• **INSTRUCTIONS TO FOLLOW**
Single out the lines of the material that contain "title" and copy them.

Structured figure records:
━━━━━━

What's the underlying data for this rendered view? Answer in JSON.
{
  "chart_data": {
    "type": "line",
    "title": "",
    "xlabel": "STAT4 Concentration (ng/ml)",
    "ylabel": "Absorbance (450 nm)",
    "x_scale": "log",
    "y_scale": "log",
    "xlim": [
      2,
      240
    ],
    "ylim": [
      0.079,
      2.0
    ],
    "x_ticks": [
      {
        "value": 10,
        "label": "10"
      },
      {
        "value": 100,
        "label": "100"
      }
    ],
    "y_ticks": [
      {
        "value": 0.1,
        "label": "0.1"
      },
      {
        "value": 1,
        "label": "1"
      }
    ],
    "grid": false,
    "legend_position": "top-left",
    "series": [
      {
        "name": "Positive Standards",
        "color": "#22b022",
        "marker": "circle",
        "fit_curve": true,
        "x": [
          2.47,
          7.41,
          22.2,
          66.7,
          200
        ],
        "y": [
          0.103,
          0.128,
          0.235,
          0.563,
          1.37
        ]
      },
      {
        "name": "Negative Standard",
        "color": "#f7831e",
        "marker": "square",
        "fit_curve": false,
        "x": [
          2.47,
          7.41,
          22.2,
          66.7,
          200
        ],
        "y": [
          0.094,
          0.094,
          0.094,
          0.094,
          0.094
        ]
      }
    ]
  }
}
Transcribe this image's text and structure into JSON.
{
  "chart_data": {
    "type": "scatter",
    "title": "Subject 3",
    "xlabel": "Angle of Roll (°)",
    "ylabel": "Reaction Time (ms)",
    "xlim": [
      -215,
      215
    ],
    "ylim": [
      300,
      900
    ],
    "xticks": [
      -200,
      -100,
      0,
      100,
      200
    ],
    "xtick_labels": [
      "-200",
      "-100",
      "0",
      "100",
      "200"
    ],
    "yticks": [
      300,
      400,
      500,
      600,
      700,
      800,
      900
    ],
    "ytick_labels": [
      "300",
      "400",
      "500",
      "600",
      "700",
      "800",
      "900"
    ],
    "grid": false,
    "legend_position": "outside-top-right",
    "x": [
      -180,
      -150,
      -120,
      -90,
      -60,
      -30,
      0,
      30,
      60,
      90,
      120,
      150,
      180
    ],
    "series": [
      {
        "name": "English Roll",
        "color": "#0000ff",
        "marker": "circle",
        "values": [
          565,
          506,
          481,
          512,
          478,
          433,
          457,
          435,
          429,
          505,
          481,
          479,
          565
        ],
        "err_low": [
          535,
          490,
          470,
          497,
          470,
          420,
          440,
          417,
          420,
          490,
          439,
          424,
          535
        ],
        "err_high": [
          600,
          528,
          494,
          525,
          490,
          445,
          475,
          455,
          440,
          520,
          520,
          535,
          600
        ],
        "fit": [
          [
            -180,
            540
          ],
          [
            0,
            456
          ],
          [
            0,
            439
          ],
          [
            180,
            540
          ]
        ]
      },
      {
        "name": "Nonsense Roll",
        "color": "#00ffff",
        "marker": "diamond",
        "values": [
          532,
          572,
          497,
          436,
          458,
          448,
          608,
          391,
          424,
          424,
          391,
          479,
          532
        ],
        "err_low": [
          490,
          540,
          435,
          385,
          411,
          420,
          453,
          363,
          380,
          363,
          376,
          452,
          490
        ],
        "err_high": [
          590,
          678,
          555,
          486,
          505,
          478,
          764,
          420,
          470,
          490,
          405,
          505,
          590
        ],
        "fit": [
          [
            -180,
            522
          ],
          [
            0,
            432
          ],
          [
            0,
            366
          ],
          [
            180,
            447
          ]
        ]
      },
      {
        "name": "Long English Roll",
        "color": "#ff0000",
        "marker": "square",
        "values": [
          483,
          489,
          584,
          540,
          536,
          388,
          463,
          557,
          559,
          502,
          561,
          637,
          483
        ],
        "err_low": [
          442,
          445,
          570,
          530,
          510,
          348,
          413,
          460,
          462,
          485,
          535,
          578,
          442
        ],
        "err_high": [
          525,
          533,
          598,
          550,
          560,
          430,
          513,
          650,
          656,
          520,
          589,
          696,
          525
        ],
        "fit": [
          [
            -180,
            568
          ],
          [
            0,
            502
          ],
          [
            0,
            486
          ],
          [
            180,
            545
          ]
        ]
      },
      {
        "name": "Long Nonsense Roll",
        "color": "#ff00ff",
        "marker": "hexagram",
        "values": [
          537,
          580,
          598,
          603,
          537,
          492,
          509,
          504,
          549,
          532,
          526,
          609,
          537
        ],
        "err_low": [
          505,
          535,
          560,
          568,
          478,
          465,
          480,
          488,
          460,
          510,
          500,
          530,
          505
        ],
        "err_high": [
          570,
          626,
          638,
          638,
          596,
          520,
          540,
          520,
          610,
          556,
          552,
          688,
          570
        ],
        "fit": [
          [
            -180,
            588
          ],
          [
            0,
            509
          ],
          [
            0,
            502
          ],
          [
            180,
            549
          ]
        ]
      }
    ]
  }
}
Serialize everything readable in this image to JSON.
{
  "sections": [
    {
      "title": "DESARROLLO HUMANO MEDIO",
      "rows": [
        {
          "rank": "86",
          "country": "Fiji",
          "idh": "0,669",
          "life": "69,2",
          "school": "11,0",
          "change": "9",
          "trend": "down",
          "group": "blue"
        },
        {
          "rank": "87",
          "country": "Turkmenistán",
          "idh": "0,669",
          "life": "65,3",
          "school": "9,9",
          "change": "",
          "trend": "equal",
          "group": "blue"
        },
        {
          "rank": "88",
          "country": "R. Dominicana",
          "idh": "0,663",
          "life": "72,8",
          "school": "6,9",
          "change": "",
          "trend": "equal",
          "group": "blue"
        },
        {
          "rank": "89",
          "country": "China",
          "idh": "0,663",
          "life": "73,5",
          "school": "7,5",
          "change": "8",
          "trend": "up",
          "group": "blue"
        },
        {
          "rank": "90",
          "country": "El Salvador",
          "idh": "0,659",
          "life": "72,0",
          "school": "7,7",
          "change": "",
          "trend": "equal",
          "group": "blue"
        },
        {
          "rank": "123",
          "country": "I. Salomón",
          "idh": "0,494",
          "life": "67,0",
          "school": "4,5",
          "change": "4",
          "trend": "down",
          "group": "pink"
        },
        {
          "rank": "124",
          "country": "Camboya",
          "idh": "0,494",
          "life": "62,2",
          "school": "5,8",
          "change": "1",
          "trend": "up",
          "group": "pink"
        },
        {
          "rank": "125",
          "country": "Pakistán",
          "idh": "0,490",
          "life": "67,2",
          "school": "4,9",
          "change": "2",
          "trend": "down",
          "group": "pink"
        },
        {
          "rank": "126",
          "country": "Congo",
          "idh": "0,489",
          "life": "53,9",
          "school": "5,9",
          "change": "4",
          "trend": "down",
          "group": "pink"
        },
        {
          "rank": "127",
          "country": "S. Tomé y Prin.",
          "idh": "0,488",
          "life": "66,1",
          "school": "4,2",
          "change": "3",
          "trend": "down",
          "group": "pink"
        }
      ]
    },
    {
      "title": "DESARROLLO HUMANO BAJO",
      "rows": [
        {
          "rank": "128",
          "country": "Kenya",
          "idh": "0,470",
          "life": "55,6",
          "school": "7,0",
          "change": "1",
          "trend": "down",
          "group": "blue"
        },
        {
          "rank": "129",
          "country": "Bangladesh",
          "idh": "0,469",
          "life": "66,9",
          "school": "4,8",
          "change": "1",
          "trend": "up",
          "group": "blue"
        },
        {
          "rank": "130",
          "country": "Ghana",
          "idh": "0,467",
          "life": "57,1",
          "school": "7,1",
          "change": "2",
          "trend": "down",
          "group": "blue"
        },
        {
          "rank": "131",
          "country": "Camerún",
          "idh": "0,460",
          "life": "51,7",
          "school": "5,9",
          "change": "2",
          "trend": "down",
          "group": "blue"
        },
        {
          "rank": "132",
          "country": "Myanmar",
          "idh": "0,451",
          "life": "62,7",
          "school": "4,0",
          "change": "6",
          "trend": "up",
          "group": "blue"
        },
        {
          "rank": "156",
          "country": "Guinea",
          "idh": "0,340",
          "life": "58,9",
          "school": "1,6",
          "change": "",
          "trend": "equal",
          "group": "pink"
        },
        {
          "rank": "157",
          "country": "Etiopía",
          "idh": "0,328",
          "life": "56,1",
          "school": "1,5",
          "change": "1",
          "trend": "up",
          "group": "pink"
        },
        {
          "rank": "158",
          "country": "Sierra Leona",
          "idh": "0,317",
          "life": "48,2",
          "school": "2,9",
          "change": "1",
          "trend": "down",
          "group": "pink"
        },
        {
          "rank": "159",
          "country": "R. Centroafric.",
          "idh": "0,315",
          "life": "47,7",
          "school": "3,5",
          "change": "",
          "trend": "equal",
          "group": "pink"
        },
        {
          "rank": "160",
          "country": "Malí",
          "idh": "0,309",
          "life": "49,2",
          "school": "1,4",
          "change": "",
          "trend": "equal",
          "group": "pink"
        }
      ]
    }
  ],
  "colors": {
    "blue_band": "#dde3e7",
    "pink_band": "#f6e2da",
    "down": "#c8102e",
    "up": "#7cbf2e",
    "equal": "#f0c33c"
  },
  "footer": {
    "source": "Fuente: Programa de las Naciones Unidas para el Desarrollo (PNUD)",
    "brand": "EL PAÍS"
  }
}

━━━━━━

• **SOLUTION TO THIS EXERCISE**
    "title": "",
    "title": "Subject 3",
      "title": "DESARROLLO HUMANO MEDIO",
      "title": "DESARROLLO HUMANO BAJO",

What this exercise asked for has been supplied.